Goal →
Using the material below, copy every line where "FÍSICA" appears.

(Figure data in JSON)
+-------+
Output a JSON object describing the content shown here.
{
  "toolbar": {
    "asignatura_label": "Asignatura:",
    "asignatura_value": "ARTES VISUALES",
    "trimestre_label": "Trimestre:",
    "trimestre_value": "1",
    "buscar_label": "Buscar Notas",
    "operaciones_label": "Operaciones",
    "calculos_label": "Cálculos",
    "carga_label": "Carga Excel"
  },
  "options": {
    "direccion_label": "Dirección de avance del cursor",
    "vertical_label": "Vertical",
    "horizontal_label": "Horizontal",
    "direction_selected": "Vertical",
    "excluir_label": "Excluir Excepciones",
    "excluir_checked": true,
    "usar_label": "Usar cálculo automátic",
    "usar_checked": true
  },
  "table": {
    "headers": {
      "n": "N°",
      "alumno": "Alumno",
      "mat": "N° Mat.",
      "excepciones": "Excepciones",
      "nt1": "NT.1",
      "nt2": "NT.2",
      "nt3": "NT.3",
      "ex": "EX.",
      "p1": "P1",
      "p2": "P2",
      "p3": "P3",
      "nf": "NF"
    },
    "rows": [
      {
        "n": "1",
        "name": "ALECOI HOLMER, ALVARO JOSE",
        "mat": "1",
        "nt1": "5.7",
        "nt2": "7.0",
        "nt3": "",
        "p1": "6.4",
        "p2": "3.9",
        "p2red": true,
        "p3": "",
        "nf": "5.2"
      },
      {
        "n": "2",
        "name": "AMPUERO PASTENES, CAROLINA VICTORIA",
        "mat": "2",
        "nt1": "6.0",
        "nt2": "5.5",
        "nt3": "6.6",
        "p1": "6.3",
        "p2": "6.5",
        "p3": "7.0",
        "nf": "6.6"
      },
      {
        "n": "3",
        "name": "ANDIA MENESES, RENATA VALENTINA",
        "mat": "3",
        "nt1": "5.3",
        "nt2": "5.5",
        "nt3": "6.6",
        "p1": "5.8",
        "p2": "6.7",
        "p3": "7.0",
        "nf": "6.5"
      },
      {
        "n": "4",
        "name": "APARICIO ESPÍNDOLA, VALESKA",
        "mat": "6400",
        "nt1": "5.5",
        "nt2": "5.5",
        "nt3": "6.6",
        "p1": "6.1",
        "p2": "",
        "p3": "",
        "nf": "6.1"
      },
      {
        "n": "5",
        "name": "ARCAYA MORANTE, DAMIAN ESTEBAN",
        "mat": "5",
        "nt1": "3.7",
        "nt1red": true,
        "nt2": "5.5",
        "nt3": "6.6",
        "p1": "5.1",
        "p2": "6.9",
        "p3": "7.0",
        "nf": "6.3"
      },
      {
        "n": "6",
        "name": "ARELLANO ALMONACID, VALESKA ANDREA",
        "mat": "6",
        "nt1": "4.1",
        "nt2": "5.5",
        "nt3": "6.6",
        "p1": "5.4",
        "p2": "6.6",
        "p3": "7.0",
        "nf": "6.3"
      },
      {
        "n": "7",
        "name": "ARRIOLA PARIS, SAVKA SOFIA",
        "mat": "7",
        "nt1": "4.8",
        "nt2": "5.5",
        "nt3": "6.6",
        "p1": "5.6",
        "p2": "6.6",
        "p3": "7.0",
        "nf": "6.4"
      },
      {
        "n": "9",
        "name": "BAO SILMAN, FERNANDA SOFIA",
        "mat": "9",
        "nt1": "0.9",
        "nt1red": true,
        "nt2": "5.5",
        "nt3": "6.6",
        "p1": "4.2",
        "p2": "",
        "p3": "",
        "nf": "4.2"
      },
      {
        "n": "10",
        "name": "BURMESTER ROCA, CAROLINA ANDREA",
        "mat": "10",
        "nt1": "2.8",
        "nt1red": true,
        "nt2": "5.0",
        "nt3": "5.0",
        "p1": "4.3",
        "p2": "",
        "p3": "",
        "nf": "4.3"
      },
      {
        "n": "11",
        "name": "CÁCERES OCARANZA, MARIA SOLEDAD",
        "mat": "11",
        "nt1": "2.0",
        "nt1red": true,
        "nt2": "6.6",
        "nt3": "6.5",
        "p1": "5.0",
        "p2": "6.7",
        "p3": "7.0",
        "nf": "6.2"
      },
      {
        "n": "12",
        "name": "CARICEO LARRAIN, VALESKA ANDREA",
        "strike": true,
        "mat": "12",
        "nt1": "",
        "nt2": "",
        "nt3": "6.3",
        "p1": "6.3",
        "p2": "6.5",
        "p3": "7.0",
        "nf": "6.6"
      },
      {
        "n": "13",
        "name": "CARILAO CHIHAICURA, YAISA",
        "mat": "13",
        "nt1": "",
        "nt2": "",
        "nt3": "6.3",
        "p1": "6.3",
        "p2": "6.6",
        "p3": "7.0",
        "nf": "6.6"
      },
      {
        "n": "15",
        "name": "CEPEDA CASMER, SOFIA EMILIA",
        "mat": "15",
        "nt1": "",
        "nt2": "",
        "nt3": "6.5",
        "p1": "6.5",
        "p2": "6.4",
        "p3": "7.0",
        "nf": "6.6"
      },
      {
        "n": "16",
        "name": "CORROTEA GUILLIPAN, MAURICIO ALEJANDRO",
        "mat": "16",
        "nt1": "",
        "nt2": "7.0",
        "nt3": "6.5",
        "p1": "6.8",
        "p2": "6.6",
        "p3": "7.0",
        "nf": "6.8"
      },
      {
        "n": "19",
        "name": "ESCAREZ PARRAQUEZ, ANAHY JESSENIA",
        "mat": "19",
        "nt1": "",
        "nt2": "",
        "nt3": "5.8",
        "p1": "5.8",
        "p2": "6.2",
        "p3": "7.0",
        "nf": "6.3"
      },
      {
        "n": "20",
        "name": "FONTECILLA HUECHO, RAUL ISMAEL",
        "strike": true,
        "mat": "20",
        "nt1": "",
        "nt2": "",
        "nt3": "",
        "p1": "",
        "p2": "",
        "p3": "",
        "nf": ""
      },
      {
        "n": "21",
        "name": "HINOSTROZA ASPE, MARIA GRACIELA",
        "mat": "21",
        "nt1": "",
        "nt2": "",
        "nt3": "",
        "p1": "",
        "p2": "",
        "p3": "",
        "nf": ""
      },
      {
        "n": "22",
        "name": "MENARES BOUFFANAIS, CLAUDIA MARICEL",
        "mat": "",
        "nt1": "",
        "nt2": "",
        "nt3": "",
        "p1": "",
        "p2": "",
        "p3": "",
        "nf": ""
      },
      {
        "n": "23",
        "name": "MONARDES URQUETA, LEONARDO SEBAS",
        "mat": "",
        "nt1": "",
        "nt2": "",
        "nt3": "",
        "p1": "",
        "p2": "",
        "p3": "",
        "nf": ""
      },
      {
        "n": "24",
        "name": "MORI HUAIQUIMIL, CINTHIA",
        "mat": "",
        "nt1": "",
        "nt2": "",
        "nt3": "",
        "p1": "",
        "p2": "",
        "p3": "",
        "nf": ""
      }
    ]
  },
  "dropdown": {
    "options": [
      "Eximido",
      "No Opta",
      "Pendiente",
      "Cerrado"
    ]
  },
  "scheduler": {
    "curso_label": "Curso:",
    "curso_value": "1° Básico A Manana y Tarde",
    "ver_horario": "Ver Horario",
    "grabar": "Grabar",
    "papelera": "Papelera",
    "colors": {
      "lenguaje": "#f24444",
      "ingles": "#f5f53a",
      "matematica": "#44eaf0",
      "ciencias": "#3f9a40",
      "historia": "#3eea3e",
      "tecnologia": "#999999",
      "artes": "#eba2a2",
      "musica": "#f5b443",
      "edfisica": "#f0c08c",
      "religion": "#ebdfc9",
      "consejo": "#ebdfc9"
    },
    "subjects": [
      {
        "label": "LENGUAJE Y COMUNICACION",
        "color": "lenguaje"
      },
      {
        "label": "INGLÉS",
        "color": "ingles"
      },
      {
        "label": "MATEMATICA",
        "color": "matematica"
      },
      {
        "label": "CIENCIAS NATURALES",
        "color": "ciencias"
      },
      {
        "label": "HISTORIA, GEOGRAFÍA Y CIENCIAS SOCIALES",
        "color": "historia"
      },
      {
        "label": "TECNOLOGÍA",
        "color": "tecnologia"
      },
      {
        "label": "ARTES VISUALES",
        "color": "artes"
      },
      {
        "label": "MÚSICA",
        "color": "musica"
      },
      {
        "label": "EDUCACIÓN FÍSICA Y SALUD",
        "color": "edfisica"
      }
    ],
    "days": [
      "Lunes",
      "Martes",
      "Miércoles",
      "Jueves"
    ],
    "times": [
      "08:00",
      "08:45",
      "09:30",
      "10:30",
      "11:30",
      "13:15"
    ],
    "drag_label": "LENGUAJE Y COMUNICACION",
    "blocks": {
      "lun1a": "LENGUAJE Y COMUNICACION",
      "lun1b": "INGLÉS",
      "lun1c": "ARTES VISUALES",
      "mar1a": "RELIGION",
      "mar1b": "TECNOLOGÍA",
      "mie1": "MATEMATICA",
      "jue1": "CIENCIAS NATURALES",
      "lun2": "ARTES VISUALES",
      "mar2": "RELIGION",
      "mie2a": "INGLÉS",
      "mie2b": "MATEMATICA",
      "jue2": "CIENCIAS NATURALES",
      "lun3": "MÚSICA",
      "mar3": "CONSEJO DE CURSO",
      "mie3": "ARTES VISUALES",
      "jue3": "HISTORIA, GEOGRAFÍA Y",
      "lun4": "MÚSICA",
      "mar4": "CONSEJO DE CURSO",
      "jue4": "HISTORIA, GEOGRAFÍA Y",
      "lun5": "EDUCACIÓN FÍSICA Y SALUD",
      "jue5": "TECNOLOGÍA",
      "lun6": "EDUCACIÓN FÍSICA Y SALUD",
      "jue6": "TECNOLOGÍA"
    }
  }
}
+-------+
Answer to this problem →
        "label": "EDUCACIÓN FÍSICA Y SALUD",
      "lun5": "EDUCACIÓN FÍSICA Y SALUD",
      "lun6": "EDUCACIÓN FÍSICA Y SALUD",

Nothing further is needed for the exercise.